▶ **Task instructions**
Restate, word for word, all of the material shown below.

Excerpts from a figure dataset
• • • • •

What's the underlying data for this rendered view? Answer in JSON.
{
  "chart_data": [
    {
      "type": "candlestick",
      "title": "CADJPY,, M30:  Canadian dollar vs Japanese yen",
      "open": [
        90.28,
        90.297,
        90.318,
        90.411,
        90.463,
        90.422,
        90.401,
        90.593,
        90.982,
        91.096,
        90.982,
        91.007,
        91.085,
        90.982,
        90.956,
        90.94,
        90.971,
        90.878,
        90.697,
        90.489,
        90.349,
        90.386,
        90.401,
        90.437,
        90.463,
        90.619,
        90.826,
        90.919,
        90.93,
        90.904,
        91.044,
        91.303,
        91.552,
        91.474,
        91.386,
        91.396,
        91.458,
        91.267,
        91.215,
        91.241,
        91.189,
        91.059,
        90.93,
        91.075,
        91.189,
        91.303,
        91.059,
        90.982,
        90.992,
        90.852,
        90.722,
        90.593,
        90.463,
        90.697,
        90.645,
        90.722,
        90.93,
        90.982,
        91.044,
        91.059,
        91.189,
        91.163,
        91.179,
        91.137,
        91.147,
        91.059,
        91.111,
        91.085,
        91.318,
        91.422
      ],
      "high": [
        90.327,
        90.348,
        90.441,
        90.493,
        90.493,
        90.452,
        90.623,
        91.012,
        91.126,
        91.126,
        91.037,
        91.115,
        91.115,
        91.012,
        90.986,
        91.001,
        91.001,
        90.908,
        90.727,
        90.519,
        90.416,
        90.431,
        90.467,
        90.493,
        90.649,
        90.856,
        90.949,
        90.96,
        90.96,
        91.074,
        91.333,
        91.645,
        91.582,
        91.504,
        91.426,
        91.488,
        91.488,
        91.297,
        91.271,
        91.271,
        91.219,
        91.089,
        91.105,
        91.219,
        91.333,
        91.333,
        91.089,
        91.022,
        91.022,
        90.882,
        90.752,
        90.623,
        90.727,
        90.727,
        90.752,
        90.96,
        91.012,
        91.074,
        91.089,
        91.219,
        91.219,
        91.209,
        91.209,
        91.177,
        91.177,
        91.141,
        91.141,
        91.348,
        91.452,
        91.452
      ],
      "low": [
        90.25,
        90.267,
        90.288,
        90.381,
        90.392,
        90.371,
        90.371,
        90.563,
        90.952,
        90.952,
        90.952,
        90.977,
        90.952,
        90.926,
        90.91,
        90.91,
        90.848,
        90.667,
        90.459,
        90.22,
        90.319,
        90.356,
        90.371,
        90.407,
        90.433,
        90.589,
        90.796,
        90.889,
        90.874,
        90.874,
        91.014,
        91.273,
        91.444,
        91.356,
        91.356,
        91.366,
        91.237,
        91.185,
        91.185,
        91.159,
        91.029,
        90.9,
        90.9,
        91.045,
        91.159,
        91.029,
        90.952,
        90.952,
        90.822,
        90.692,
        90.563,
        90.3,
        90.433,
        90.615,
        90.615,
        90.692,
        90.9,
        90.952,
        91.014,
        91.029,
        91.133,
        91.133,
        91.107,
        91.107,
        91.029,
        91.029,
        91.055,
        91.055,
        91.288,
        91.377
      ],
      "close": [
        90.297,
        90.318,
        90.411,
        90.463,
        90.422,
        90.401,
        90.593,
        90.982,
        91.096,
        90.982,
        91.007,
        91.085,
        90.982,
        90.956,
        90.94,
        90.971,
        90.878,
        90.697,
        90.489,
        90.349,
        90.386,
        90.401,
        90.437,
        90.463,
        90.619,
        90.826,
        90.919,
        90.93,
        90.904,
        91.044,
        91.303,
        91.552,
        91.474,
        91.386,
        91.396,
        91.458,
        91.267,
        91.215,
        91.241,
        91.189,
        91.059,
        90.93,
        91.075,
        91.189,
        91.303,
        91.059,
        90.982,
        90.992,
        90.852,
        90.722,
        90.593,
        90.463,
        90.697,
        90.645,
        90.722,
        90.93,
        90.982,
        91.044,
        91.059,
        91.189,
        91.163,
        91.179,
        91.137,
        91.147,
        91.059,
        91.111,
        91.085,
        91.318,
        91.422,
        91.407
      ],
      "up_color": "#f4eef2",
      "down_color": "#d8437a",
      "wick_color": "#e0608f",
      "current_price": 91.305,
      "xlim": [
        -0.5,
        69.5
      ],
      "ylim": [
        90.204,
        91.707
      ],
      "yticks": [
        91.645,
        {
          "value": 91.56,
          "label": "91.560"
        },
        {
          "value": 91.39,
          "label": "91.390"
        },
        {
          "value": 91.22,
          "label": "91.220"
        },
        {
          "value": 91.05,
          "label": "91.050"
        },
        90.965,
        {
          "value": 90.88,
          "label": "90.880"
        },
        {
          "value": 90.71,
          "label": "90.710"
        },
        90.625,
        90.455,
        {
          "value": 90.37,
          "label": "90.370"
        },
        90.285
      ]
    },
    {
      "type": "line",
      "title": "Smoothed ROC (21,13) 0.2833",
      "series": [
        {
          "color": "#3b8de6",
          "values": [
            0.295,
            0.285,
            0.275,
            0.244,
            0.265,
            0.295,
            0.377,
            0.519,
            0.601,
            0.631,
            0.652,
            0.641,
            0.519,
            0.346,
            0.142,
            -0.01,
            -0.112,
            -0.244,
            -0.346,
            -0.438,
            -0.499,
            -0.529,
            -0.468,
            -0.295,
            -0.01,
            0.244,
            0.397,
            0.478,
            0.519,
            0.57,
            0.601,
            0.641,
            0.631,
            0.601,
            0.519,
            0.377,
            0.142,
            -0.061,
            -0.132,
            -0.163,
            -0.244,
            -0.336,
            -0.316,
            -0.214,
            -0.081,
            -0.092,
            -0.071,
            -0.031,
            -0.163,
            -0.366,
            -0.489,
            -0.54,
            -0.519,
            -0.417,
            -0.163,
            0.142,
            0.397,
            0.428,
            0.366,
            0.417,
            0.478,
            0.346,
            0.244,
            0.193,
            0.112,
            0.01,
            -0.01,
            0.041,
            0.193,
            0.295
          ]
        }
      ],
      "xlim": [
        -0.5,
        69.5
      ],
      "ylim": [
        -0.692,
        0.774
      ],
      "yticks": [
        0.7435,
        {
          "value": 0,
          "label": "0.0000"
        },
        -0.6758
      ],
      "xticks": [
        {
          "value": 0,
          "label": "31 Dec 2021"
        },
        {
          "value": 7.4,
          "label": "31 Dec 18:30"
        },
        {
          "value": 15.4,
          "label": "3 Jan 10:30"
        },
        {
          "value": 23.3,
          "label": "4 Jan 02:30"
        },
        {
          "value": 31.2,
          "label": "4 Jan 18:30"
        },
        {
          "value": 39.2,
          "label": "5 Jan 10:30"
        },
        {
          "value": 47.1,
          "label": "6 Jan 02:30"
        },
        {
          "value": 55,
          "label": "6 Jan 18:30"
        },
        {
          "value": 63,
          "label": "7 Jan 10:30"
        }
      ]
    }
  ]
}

• • • • •

▶ **Full response**
What's the underlying data for this rendered view? Answer in JSON.
{
  "chart_data": [
    {
      "type": "candlestick",
      "title": "CADJPY,, M30:  Canadian dollar vs Japanese yen",
      "open": [
        90.28,
        90.297,
        90.318,
        90.411,
        90.463,
        90.422,
        90.401,
        90.593,
        90.982,
        91.096,
        90.982,
        91.007,
        91.085,
        90.982,
        90.956,
        90.94,
        90.971,
        90.878,
        90.697,
        90.489,
        90.349,
        90.386,
        90.401,
        90.437,
        90.463,
        90.619,
        90.826,
        90.919,
        90.93,
        90.904,
        91.044,
        91.303,
        91.552,
        91.474,
        91.386,
        91.396,
        91.458,
        91.267,
        91.215,
        91.241,
        91.189,
        91.059,
        90.93,
        91.075,
        91.189,
        91.303,
        91.059,
        90.982,
        90.992,
        90.852,
        90.722,
        90.593,
        90.463,
        90.697,
        90.645,
        90.722,
        90.93,
        90.982,
        91.044,
        91.059,
        91.189,
        91.163,
        91.179,
        91.137,
        91.147,
        91.059,
        91.111,
        91.085,
        91.318,
        91.422
      ],
      "high": [
        90.327,
        90.348,
        90.441,
        90.493,
        90.493,
        90.452,
        90.623,
        91.012,
        91.126,
        91.126,
        91.037,
        91.115,
        91.115,
        91.012,
        90.986,
        91.001,
        91.001,
        90.908,
        90.727,
        90.519,
        90.416,
        90.431,
        90.467,
        90.493,
        90.649,
        90.856,
        90.949,
        90.96,
        90.96,
        91.074,
        91.333,
        91.645,
        91.582,
        91.504,
        91.426,
        91.488,
        91.488,
        91.297,
        91.271,
        91.271,
        91.219,
        91.089,
        91.105,
        91.219,
        91.333,
        91.333,
        91.089,
        91.022,
        91.022,
        90.882,
        90.752,
        90.623,
        90.727,
        90.727,
        90.752,
        90.96,
        91.012,
        91.074,
        91.089,
        91.219,
        91.219,
        91.209,
        91.209,
        91.177,
        91.177,
        91.141,
        91.141,
        91.348,
        91.452,
        91.452
      ],
      "low": [
        90.25,
        90.267,
        90.288,
        90.381,
        90.392,
        90.371,
        90.371,
        90.563,
        90.952,
        90.952,
        90.952,
        90.977,
        90.952,
        90.926,
        90.91,
        90.91,
        90.848,
        90.667,
        90.459,
        90.22,
        90.319,
        90.356,
        90.371,
        90.407,
        90.433,
        90.589,
        90.796,
        90.889,
        90.874,
        90.874,
        91.014,
        91.273,
        91.444,
        91.356,
        91.356,
        91.366,
        91.237,
        91.185,
        91.185,
        91.159,
        91.029,
        90.9,
        90.9,
        91.045,
        91.159,
        91.029,
        90.952,
        90.952,
        90.822,
        90.692,
        90.563,
        90.3,
        90.433,
        90.615,
        90.615,
        90.692,
        90.9,
        90.952,
        91.014,
        91.029,
        91.133,
        91.133,
        91.107,
        91.107,
        91.029,
        91.029,
        91.055,
        91.055,
        91.288,
        91.377
      ],
      "close": [
        90.297,
        90.318,
        90.411,
        90.463,
        90.422,
        90.401,
        90.593,
        90.982,
        91.096,
        90.982,
        91.007,
        91.085,
        90.982,
        90.956,
        90.94,
        90.971,
        90.878,
        90.697,
        90.489,
        90.349,
        90.386,
        90.401,
        90.437,
        90.463,
        90.619,
        90.826,
        90.919,
        90.93,
        90.904,
        91.044,
        91.303,
        91.552,
        91.474,
        91.386,
        91.396,
        91.458,
        91.267,
        91.215,
        91.241,
        91.189,
        91.059,
        90.93,
        91.075,
        91.189,
        91.303,
        91.059,
        90.982,
        90.992,
        90.852,
        90.722,
        90.593,
        90.463,
        90.697,
        90.645,
        90.722,
        90.93,
        90.982,
        91.044,
        91.059,
        91.189,
        91.163,
        91.179,
        91.137,
        91.147,
        91.059,
        91.111,
        91.085,
        91.318,
        91.422,
        91.407
      ],
      "up_color": "#f4eef2",
      "down_color": "#d8437a",
      "wick_color": "#e0608f",
      "current_price": 91.305,
      "xlim": [
        -0.5,
        69.5
      ],
      "ylim": [
        90.204,
        91.707
      ],
      "yticks": [
        91.645,
        {
          "value": 91.56,
          "label": "91.560"
        },
        {
          "value": 91.39,
          "label": "91.390"
        },
        {
          "value": 91.22,
          "label": "91.220"
        },
        {
          "value": 91.05,
          "label": "91.050"
        },
        90.965,
        {
          "value": 90.88,
          "label": "90.880"
        },
        {
          "value": 90.71,
          "label": "90.710"
        },
        90.625,
        90.455,
        {
          "value": 90.37,
          "label": "90.370"
        },
        90.285
      ]
    },
    {
      "type": "line",
      "title": "Smoothed ROC (21,13) 0.2833",
      "series": [
        {
          "color": "#3b8de6",
          "values": [
            0.295,
            0.285,
            0.275,
            0.244,
            0.265,
            0.295,
            0.377,
            0.519,
            0.601,
            0.631,
            0.652,
            0.641,
            0.519,
            0.346,
            0.142,
            -0.01,
            -0.112,
            -0.244,
            -0.346,
            -0.438,
            -0.499,
            -0.529,
            -0.468,
            -0.295,
            -0.01,
            0.244,
            0.397,
            0.478,
            0.519,
            0.57,
            0.601,
            0.641,
            0.631,
            0.601,
            0.519,
            0.377,
            0.142,
            -0.061,
            -0.132,
            -0.163,
            -0.244,
            -0.336,
            -0.316,
            -0.214,
            -0.081,
            -0.092,
            -0.071,
            -0.031,
            -0.163,
            -0.366,
            -0.489,
            -0.54,
            -0.519,
            -0.417,
            -0.163,
            0.142,
            0.397,
            0.428,
            0.366,
            0.417,
            0.478,
            0.346,
            0.244,
            0.193,
            0.112,
            0.01,
            -0.01,
            0.041,
            0.193,
            0.295
          ]
        }
      ],
      "xlim": [
        -0.5,
        69.5
      ],
      "ylim": [
        -0.692,
        0.774
      ],
      "yticks": [
        0.7435,
        {
          "value": 0,
          "label": "0.0000"
        },
        -0.6758
      ],
      "xticks": [
        {
          "value": 0,
          "label": "31 Dec 2021"
        },
        {
          "value": 7.4,
          "label": "31 Dec 18:30"
        },
        {
          "value": 15.4,
          "label": "3 Jan 10:30"
        },
        {
          "value": 23.3,
          "label": "4 Jan 02:30"
        },
        {
          "value": 31.2,
          "label": "4 Jan 18:30"
        },
        {
          "value": 39.2,
          "label": "5 Jan 10:30"
        },
        {
          "value": 47.1,
          "label": "6 Jan 02:30"
        },
        {
          "value": 55,
          "label": "6 Jan 18:30"
        },
        {
          "value": 63,
          "label": "7 Jan 10:30"
        }
      ]
    }
  ]
}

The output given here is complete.